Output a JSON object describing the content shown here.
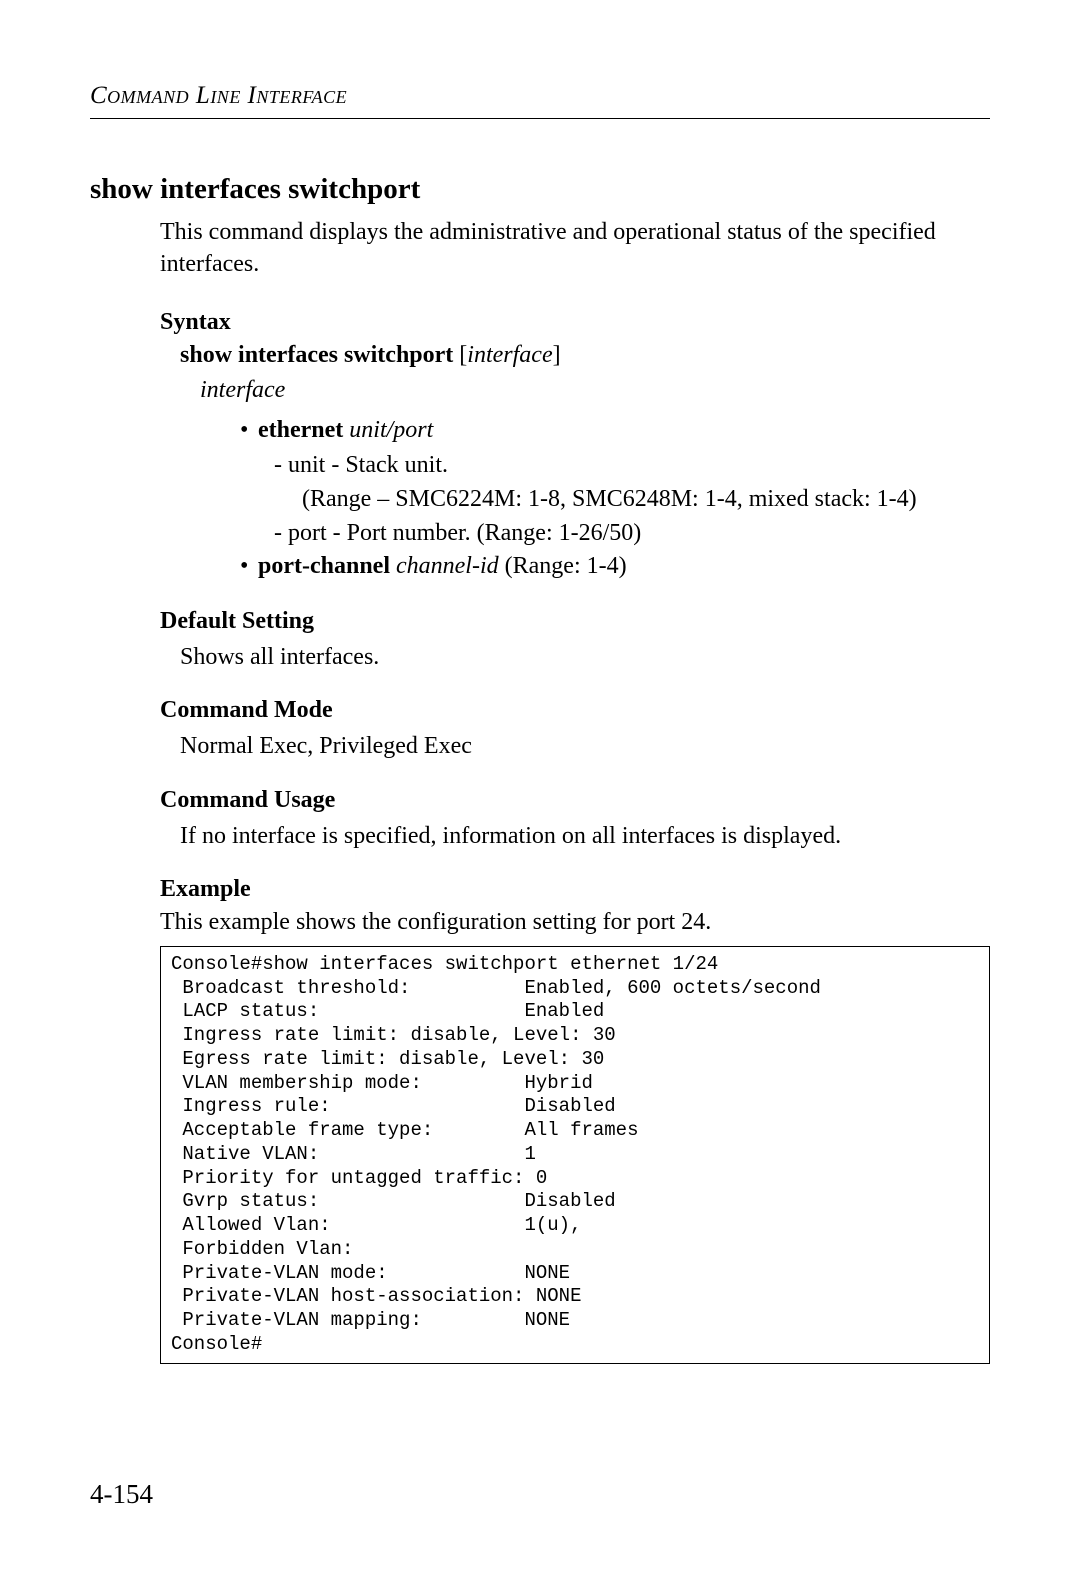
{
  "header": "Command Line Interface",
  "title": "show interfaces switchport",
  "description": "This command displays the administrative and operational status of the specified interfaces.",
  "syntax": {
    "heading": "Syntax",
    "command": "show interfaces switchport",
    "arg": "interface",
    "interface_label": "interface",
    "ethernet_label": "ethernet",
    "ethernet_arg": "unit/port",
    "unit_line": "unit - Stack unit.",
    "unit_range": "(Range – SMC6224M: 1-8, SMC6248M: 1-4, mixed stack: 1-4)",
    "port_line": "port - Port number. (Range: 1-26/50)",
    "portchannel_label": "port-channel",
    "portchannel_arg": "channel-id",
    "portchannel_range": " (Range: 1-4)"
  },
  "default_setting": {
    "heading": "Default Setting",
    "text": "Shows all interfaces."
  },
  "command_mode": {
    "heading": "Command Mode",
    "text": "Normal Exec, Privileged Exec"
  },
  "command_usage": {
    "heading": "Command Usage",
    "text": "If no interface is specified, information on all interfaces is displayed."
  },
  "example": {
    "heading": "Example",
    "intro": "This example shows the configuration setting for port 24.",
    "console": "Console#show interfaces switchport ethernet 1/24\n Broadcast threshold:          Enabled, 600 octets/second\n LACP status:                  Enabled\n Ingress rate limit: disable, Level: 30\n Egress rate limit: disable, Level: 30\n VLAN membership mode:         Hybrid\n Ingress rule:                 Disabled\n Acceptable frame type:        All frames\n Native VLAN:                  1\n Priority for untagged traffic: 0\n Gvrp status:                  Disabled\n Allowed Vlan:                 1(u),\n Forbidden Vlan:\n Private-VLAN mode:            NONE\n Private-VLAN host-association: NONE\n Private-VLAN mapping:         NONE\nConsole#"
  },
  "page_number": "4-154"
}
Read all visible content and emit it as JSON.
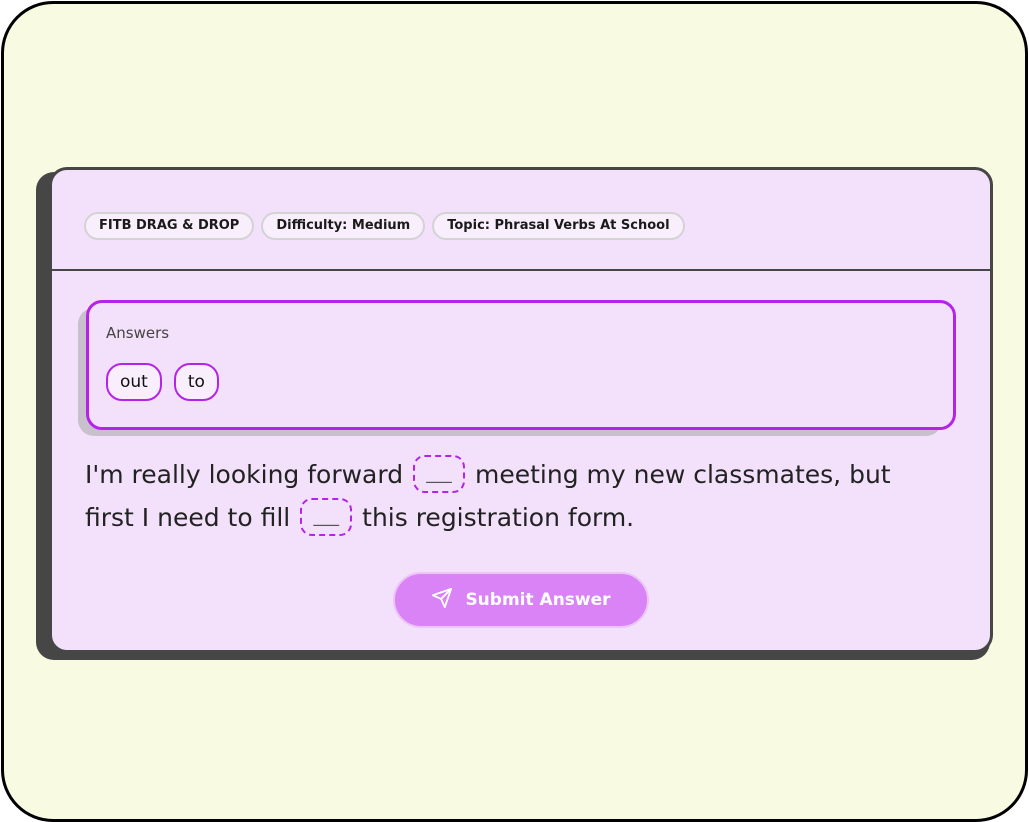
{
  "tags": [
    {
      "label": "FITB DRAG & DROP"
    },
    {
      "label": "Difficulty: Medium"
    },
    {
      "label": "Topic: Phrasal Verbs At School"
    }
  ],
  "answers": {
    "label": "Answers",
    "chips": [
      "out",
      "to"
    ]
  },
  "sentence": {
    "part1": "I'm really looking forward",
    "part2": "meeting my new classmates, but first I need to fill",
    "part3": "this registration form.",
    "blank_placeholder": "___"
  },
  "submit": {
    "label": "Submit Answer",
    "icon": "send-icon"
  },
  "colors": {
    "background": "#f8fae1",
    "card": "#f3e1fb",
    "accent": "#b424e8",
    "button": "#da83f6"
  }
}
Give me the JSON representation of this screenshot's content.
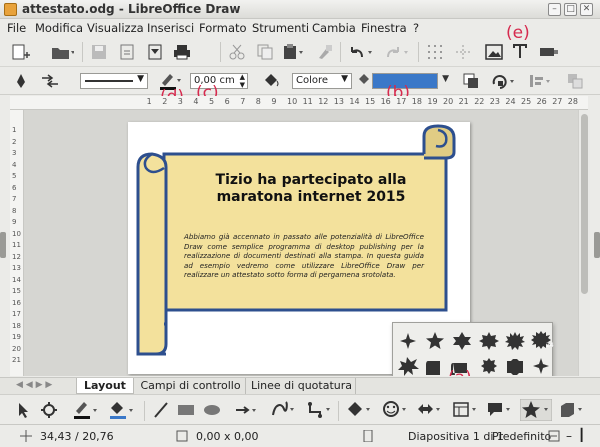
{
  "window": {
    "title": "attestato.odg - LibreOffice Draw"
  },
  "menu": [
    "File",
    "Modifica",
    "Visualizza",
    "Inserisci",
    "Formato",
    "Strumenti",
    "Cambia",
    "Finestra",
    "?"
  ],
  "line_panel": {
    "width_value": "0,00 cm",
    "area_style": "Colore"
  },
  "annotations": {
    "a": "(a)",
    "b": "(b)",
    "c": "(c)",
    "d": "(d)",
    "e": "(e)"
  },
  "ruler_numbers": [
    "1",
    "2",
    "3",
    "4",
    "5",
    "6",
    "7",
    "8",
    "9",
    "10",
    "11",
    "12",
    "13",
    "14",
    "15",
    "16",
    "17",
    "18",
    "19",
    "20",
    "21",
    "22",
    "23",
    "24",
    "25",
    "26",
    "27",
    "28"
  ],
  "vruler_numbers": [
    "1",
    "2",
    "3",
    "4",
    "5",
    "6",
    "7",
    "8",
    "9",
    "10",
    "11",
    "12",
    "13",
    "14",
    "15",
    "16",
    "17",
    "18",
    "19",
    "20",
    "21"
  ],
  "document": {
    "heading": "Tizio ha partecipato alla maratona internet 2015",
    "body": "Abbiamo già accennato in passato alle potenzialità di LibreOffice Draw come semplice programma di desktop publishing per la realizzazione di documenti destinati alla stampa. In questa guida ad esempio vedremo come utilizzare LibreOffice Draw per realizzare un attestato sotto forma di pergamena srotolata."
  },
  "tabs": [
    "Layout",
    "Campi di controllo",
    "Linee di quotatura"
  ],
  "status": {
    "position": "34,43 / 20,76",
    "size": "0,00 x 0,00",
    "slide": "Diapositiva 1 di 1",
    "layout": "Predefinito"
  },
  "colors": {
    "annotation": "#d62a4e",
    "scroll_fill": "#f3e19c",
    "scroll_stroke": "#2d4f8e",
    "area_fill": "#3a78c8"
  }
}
*****
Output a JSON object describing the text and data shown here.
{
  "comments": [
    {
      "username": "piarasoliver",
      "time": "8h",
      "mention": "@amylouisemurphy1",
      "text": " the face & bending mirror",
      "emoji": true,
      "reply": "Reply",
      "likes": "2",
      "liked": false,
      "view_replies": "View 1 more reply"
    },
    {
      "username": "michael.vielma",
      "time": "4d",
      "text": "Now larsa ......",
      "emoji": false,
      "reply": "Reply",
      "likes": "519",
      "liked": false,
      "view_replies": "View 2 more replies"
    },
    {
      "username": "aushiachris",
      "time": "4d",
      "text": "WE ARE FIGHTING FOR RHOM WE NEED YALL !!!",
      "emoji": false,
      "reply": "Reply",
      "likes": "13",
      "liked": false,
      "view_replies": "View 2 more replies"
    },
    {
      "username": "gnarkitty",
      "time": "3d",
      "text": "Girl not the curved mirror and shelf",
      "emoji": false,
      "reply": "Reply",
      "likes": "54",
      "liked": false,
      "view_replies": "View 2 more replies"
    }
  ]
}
*****
# Written instruction
Across the records above, count the lines holding "here" and reply with that number alone.

# Answer below
2